__Work to be completed__:
Reprint the listing. Every line must match the original exactly.

__Source records__:
##############################
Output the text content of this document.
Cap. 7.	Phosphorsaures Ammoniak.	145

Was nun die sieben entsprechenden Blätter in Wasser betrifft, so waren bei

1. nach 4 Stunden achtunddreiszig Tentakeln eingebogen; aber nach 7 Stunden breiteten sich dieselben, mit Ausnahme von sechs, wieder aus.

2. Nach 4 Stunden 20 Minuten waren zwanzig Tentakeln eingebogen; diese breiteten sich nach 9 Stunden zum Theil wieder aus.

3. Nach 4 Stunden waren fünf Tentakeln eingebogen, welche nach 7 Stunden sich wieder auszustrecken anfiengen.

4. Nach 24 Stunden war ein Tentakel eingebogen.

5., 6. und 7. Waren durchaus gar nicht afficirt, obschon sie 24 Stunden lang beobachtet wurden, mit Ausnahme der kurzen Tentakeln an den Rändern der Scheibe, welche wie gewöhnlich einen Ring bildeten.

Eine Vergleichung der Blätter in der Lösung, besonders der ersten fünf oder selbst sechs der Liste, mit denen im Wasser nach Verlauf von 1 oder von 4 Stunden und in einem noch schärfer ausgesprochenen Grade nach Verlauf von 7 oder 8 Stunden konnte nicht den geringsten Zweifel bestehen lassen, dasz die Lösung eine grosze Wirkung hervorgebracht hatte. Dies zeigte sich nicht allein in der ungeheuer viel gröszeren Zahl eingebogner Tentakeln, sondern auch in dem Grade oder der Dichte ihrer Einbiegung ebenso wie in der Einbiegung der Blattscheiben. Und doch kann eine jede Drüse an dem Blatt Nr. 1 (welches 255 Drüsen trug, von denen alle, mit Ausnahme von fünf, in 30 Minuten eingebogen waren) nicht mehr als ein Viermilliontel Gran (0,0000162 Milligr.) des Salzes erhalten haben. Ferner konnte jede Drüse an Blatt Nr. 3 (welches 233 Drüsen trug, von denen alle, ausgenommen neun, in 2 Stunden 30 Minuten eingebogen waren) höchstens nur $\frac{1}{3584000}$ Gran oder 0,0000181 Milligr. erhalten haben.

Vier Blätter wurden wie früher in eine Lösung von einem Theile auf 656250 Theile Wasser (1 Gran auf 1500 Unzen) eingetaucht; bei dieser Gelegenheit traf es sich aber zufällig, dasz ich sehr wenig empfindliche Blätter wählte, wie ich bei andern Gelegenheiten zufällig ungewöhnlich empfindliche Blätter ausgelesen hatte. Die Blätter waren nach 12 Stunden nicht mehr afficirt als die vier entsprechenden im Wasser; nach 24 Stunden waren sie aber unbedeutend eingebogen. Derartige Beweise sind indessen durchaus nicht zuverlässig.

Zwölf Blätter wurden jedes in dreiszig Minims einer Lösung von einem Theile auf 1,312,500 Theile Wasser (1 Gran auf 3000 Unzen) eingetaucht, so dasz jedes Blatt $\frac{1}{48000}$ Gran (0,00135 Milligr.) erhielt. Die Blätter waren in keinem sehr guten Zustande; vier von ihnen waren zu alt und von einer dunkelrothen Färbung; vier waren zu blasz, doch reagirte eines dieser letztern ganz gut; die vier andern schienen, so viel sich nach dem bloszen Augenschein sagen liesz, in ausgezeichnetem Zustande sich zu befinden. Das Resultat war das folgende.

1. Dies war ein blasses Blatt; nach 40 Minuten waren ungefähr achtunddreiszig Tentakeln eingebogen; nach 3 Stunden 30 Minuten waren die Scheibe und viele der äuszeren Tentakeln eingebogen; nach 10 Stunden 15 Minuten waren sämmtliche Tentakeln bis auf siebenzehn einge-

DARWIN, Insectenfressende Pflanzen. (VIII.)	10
##############################
__Exercise response__:
Output the text content of this document.
Cap. 7.	Phosphorsaures Ammoniak.	145

Was nun die sieben entsprechenden Blätter in Wasser betrifft, so waren bei

1. nach 4 Stunden achtunddreiszig Tentakeln eingebogen; aber nach 7 Stunden breiteten sich dieselben, mit Ausnahme von sechs, wieder aus.

2. Nach 4 Stunden 20 Minuten waren zwanzig Tentakeln eingebogen; diese breiteten sich nach 9 Stunden zum Theil wieder aus.

3. Nach 4 Stunden waren fünf Tentakeln eingebogen, welche nach 7 Stunden sich wieder auszustrecken anfiengen.

4. Nach 24 Stunden war ein Tentakel eingebogen.

5., 6. und 7. Waren durchaus gar nicht afficirt, obschon sie 24 Stunden lang beobachtet wurden, mit Ausnahme der kurzen Tentakeln an den Rändern der Scheibe, welche wie gewöhnlich einen Ring bildeten.

Eine Vergleichung der Blätter in der Lösung, besonders der ersten fünf oder selbst sechs der Liste, mit denen im Wasser nach Verlauf von 1 oder von 4 Stunden und in einem noch schärfer ausgesprochenen Grade nach Verlauf von 7 oder 8 Stunden konnte nicht den geringsten Zweifel bestehen lassen, dasz die Lösung eine grosze Wirkung hervorgebracht hatte. Dies zeigte sich nicht allein in der ungeheuer viel gröszeren Zahl eingebogner Tentakeln, sondern auch in dem Grade oder der Dichte ihrer Einbiegung ebenso wie in der Einbiegung der Blattscheiben. Und doch kann eine jede Drüse an dem Blatt Nr. 1 (welches 255 Drüsen trug, von denen alle, mit Ausnahme von fünf, in 30 Minuten eingebogen waren) nicht mehr als ein Viermilliontel Gran (0,0000162 Milligr.) des Salzes erhalten haben. Ferner konnte jede Drüse an Blatt Nr. 3 (welches 233 Drüsen trug, von denen alle, ausgenommen neun, in 2 Stunden 30 Minuten eingebogen waren) höchstens nur $\frac{1}{3584000}$ Gran oder 0,0000181 Milligr. erhalten haben.

Vier Blätter wurden wie früher in eine Lösung von einem Theile auf 656250 Theile Wasser (1 Gran auf 1500 Unzen) eingetaucht; bei dieser Gelegenheit traf es sich aber zufällig, dasz ich sehr wenig empfindliche Blätter wählte, wie ich bei andern Gelegenheiten zufällig ungewöhnlich empfindliche Blätter ausgelesen hatte. Die Blätter waren nach 12 Stunden nicht mehr afficirt als die vier entsprechenden im Wasser; nach 24 Stunden waren sie aber unbedeutend eingebogen. Derartige Beweise sind indessen durchaus nicht zuverlässig.

Zwölf Blätter wurden jedes in dreiszig Minims einer Lösung von einem Theile auf 1,312,500 Theile Wasser (1 Gran auf 3000 Unzen) eingetaucht, so dasz jedes Blatt $\frac{1}{48000}$ Gran (0,00135 Milligr.) erhielt. Die Blätter waren in keinem sehr guten Zustande; vier von ihnen waren zu alt und von einer dunkelrothen Färbung; vier waren zu blasz, doch reagirte eines dieser letztern ganz gut; die vier andern schienen, so viel sich nach dem bloszen Augenschein sagen liesz, in ausgezeichnetem Zustande sich zu befinden. Das Resultat war das folgende.

1. Dies war ein blasses Blatt; nach 40 Minuten waren ungefähr achtunddreiszig Tentakeln eingebogen; nach 3 Stunden 30 Minuten waren die Scheibe und viele der äuszeren Tentakeln eingebogen; nach 10 Stunden 15 Minuten waren sämmtliche Tentakeln bis auf siebenzehn einge-

DARWIN, Insectenfressende Pflanzen. (VIII.)	10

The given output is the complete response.